▸ Description of the task:
Determine the number of lines in these entries that hold the word "really". Give the number and nothing more.

▸ Material shown:

* * * *

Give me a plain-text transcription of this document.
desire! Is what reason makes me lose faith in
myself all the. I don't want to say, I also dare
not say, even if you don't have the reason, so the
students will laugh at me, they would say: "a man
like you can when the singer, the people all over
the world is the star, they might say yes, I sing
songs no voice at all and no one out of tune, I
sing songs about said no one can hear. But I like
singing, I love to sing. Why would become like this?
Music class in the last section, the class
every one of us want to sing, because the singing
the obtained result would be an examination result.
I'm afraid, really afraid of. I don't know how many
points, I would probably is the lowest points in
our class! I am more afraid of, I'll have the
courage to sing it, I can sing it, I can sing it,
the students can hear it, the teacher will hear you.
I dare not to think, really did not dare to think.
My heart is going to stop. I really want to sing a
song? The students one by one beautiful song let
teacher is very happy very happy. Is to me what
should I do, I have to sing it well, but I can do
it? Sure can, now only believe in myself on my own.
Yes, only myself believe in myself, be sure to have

* * * *

▸ Completed exercise:
3